> **Exercice proposé 1**:
Dans l'extrait sur l'épicurisme, relevez tous les lieux où, d'après le texte, tout se passe en privé.
> **Exercice proposé 2**:
Selon l'extrait sur l'épicurisme, combien d'ouvrages la doxographie attribue-t-elle à Epicure ?
> **Exercice proposé 3**:
Reproduisez fidèlement le passage de l'extrait sur l'épicurisme qui s'ouvre sur les mots contenant « Epicure ne s'adresse » et se ferme sur « faire oublier ! ».

> **Extrait choisi**:
Epicure ne s'adresse pas au citoyen, ou alors pour lui proposer de n'envisager les règlements institués par la communauté que sous leur seuls aspects utilitaires. Pas question de mourir pour la loi, plus prudent de profiter des protections ou des possibilités que par chance elle vous accorderait et surtout se mettre à l'abri de ses éventuelles et dommageables prérogatives en essayant de se faire oublier !

L'épicurisme est en quelque chose une philosophie de la clandestinité. Pour être heureux, vivons cachés. Il ne s'agit pas de créer des zones libres de résistance auto-proclamées qui finissent de par leur intransigeance militante par attirer les suspicieux regards de l'autorité. Au contraire, tout se passe en privé. Entre quatre murs, chez soi, en un petit phalanstère d'amis sûrs et dévoués. L'on ne se confronte pas à l'ennemi extérieur. L'on se contente d'exorciser ses paniques intérieures.

L'épicurien essaie de vivre dans l'autarcie des désirs raisonnables. La doxographie attribue à Epicure jusqu'à cinq cents ouvrages. Perdus corps et biens dans le naufrage de l'antiquité. Osons le dire, c'est peut-être tant mieux. Pas pour nous, mais pour la postérité de leur auteur. Entre nous soit dit, comment faire confiance aux préceptes ataraxiques d'un maître qui ait besoin d'une telle somme de travail pour vous aider à faire preuve d'un calme olympien !

Nous aimerions avoir en notre dispositions de plus amples développements de la Physique d'Epicure. La sereine modernité de ses explications toute rationnelle des différents phénomènes naturels, nous émeut d'autant plus fort lorsque l'on pense, vingt-trois siècles après, au retour en force des doctrines créationnistes aux Etats-Unis d'aujourd'hui. Quelle régression spirituelle ! Mais à la réflexion, il nous semble deviner chez Epicure un manque de désinvolture athéïque. L'on dirait qu'il est tout le temps mobilisé contre l'envahissante présence des Dieux. Sa pensée les retient, les empêche de prendre pied sur les murailles de ses raisonnements mais ne parvient pas à les rejeter si loin de ses remparts qu'ils ne subsisteraient plus que comme d'anciennes légendes folkloriques d'un autre temps que l'on évoque, un sourire railleur aux lèvres.

> **Lignes brutes**:
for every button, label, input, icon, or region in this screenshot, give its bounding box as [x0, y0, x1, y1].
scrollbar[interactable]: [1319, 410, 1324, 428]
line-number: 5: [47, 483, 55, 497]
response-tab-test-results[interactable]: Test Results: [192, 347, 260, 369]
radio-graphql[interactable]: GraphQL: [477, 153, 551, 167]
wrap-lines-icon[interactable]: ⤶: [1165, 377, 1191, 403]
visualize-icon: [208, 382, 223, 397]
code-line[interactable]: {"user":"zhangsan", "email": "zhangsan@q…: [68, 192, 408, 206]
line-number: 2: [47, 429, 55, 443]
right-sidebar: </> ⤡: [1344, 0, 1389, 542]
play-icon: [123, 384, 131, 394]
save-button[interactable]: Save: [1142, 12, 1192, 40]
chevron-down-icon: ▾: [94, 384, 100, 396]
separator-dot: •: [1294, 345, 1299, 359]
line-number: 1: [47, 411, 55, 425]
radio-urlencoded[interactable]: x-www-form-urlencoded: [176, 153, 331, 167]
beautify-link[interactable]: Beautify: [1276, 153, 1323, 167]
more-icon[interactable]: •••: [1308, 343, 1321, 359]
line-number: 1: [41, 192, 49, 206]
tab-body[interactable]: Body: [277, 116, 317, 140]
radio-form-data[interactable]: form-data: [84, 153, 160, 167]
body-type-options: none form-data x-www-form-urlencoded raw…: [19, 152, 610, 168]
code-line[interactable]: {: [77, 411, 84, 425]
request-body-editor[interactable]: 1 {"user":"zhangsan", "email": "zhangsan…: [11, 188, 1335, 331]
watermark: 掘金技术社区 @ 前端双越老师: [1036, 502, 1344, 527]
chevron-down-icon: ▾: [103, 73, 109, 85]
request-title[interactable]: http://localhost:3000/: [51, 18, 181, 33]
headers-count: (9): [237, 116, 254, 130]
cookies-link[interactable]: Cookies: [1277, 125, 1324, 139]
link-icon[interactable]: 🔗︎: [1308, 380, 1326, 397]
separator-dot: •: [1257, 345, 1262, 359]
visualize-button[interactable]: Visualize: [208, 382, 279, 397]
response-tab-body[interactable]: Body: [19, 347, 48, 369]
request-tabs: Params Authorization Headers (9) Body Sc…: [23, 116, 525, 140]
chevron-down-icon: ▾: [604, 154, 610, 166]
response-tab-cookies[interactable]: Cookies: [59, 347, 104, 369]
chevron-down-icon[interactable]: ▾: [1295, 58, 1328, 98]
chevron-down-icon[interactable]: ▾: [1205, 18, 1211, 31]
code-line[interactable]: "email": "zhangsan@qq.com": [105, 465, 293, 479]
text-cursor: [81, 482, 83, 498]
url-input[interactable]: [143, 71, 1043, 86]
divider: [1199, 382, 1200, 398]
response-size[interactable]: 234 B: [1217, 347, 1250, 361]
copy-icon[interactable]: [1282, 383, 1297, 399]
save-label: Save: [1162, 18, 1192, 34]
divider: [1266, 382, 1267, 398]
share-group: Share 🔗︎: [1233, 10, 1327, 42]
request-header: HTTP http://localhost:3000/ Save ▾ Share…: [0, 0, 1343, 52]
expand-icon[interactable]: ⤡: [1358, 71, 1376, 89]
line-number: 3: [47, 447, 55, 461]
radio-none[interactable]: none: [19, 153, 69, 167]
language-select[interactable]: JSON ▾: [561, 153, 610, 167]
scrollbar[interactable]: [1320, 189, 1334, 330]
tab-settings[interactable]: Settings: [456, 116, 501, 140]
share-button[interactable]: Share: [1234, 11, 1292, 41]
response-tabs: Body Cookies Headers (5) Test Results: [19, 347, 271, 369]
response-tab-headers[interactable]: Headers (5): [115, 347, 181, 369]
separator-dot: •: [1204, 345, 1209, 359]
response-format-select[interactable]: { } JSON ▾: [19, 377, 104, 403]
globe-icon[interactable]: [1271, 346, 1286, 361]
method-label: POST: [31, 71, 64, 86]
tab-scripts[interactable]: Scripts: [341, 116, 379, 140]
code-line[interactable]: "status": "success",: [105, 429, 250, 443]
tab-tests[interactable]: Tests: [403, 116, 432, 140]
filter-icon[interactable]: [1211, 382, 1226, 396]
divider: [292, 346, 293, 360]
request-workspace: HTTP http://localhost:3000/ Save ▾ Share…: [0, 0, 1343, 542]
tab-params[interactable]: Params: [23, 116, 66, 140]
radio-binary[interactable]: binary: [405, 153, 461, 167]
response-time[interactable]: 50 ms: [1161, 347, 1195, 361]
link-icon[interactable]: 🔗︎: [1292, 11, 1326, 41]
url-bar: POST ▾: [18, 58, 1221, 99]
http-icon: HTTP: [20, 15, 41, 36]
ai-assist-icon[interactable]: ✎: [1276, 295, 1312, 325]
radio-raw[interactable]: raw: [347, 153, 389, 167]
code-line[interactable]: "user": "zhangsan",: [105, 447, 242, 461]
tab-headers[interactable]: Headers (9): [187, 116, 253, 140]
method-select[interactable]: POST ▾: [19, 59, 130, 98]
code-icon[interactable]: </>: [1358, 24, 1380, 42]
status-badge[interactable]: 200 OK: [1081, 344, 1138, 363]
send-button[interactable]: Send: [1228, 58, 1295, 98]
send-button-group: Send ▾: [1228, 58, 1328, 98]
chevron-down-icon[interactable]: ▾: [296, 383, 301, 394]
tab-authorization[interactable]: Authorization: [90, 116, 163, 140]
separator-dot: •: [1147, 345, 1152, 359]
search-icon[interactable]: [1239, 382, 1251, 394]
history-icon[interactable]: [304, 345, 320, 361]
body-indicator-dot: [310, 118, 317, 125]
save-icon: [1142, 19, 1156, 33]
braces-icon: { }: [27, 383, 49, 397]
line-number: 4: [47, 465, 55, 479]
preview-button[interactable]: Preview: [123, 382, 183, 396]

> **Réponse complète 1**:
- entre quatre murs
- chez soi
- en un petit phalanstère d'amis sûrs et dévoués

> **Réponse complète 2**:
Jusqu'à cinq cents ouvrages.

> **Réponse complète 3**:
Epicure ne s'adresse pas au citoyen, ou alors pour lui proposer de n'envisager les règlements institués par la communauté que sous leur seuls aspects utilitaires. Pas question de mourir pour la loi, plus prudent de profiter des protections ou des possibilités que par chance elle vous accorderait et surtout se mettre à l'abri de ses éventuelles et dommageables prérogatives en essayant de se faire oublier !